The exercise >> A faithful transcription of all the data is required.
--- START OF Data ---
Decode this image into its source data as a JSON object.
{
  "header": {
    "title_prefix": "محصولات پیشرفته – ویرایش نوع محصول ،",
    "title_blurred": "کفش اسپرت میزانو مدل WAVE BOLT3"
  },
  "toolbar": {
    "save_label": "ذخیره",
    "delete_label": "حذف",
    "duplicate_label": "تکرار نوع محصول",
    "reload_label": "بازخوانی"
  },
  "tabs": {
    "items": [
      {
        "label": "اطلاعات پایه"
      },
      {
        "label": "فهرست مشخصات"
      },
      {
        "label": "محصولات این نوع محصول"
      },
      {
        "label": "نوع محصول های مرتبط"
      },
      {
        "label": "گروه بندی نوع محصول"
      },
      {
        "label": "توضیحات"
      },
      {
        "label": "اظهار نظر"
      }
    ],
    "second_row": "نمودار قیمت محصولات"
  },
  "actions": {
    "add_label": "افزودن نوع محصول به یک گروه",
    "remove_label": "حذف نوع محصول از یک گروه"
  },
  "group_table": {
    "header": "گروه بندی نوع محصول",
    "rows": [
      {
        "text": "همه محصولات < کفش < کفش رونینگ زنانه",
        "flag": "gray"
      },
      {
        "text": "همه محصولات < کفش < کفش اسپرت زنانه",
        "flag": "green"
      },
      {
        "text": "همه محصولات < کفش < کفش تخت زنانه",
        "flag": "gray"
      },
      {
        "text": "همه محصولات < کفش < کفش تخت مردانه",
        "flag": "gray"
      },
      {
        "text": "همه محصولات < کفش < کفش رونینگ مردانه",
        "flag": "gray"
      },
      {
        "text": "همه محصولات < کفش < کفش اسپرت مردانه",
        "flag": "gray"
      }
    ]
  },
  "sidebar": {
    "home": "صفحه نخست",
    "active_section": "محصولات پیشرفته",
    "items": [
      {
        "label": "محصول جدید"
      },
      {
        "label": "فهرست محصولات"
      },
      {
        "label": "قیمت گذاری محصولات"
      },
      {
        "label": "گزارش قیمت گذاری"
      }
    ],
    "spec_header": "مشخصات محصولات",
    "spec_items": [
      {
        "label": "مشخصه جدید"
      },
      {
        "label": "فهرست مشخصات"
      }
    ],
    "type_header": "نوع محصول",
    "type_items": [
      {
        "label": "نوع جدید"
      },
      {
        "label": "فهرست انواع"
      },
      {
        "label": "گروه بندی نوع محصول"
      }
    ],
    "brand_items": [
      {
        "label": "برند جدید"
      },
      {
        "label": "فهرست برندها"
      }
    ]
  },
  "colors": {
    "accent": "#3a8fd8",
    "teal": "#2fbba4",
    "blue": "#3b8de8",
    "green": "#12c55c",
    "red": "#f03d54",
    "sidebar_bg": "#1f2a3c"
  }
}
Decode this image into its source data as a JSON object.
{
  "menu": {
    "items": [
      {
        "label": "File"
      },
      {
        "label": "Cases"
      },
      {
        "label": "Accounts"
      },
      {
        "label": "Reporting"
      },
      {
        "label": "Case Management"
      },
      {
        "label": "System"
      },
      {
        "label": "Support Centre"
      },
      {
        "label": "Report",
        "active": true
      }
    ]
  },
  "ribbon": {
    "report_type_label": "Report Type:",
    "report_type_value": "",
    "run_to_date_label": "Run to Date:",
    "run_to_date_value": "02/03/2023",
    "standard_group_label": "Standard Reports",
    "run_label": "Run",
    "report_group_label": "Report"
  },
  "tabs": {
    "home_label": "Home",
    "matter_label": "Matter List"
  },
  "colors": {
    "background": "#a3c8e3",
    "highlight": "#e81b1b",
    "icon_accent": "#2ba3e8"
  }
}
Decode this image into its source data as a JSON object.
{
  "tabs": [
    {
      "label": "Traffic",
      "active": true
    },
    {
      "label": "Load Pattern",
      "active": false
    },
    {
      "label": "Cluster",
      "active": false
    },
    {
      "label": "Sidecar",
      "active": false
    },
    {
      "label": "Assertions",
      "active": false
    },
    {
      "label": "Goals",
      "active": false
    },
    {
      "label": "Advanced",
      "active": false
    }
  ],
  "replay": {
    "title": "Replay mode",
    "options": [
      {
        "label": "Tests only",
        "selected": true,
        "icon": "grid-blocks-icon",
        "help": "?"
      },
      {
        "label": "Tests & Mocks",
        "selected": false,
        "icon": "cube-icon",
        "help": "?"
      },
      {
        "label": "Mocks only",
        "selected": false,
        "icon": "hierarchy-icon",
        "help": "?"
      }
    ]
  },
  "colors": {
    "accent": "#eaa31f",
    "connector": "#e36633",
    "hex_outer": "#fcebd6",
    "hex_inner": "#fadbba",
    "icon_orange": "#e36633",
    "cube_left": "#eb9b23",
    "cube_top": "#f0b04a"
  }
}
--- END OF Data ---
Task response >>
Decode this image into its source data as a JSON object.
{
  "header": {
    "title_prefix": "محصولات پیشرفته – ویرایش نوع محصول ،",
    "title_blurred": "کفش اسپرت میزانو مدل WAVE BOLT3"
  },
  "toolbar": {
    "save_label": "ذخیره",
    "delete_label": "حذف",
    "duplicate_label": "تکرار نوع محصول",
    "reload_label": "بازخوانی"
  },
  "tabs": {
    "items": [
      {
        "label": "اطلاعات پایه"
      },
      {
        "label": "فهرست مشخصات"
      },
      {
        "label": "محصولات این نوع محصول"
      },
      {
        "label": "نوع محصول های مرتبط"
      },
      {
        "label": "گروه بندی نوع محصول"
      },
      {
        "label": "توضیحات"
      },
      {
        "label": "اظهار نظر"
      }
    ],
    "second_row": "نمودار قیمت محصولات"
  },
  "actions": {
    "add_label": "افزودن نوع محصول به یک گروه",
    "remove_label": "حذف نوع محصول از یک گروه"
  },
  "group_table": {
    "header": "گروه بندی نوع محصول",
    "rows": [
      {
        "text": "همه محصولات < کفش < کفش رونینگ زنانه",
        "flag": "gray"
      },
      {
        "text": "همه محصولات < کفش < کفش اسپرت زنانه",
        "flag": "green"
      },
      {
        "text": "همه محصولات < کفش < کفش تخت زنانه",
        "flag": "gray"
      },
      {
        "text": "همه محصولات < کفش < کفش تخت مردانه",
        "flag": "gray"
      },
      {
        "text": "همه محصولات < کفش < کفش رونینگ مردانه",
        "flag": "gray"
      },
      {
        "text": "همه محصولات < کفش < کفش اسپرت مردانه",
        "flag": "gray"
      }
    ]
  },
  "sidebar": {
    "home": "صفحه نخست",
    "active_section": "محصولات پیشرفته",
    "items": [
      {
        "label": "محصول جدید"
      },
      {
        "label": "فهرست محصولات"
      },
      {
        "label": "قیمت گذاری محصولات"
      },
      {
        "label": "گزارش قیمت گذاری"
      }
    ],
    "spec_header": "مشخصات محصولات",
    "spec_items": [
      {
        "label": "مشخصه جدید"
      },
      {
        "label": "فهرست مشخصات"
      }
    ],
    "type_header": "نوع محصول",
    "type_items": [
      {
        "label": "نوع جدید"
      },
      {
        "label": "فهرست انواع"
      },
      {
        "label": "گروه بندی نوع محصول"
      }
    ],
    "brand_items": [
      {
        "label": "برند جدید"
      },
      {
        "label": "فهرست برندها"
      }
    ]
  },
  "colors": {
    "accent": "#3a8fd8",
    "teal": "#2fbba4",
    "blue": "#3b8de8",
    "green": "#12c55c",
    "red": "#f03d54",
    "sidebar_bg": "#1f2a3c"
  }
}
Decode this image into its source data as a JSON object.
{
  "menu": {
    "items": [
      {
        "label": "File"
      },
      {
        "label": "Cases"
      },
      {
        "label": "Accounts"
      },
      {
        "label": "Reporting"
      },
      {
        "label": "Case Management"
      },
      {
        "label": "System"
      },
      {
        "label": "Support Centre"
      },
      {
        "label": "Report",
        "active": true
      }
    ]
  },
  "ribbon": {
    "report_type_label": "Report Type:",
    "report_type_value": "",
    "run_to_date_label": "Run to Date:",
    "run_to_date_value": "02/03/2023",
    "standard_group_label": "Standard Reports",
    "run_label": "Run",
    "report_group_label": "Report"
  },
  "tabs": {
    "home_label": "Home",
    "matter_label": "Matter List"
  },
  "colors": {
    "background": "#a3c8e3",
    "highlight": "#e81b1b",
    "icon_accent": "#2ba3e8"
  }
}
Decode this image into its source data as a JSON object.
{
  "tabs": [
    {
      "label": "Traffic",
      "active": true
    },
    {
      "label": "Load Pattern",
      "active": false
    },
    {
      "label": "Cluster",
      "active": false
    },
    {
      "label": "Sidecar",
      "active": false
    },
    {
      "label": "Assertions",
      "active": false
    },
    {
      "label": "Goals",
      "active": false
    },
    {
      "label": "Advanced",
      "active": false
    }
  ],
  "replay": {
    "title": "Replay mode",
    "options": [
      {
        "label": "Tests only",
        "selected": true,
        "icon": "grid-blocks-icon",
        "help": "?"
      },
      {
        "label": "Tests & Mocks",
        "selected": false,
        "icon": "cube-icon",
        "help": "?"
      },
      {
        "label": "Mocks only",
        "selected": false,
        "icon": "hierarchy-icon",
        "help": "?"
      }
    ]
  },
  "colors": {
    "accent": "#eaa31f",
    "connector": "#e36633",
    "hex_outer": "#fcebd6",
    "hex_inner": "#fadbba",
    "icon_orange": "#e36633",
    "cube_left": "#eb9b23",
    "cube_top": "#f0b04a"
  }
}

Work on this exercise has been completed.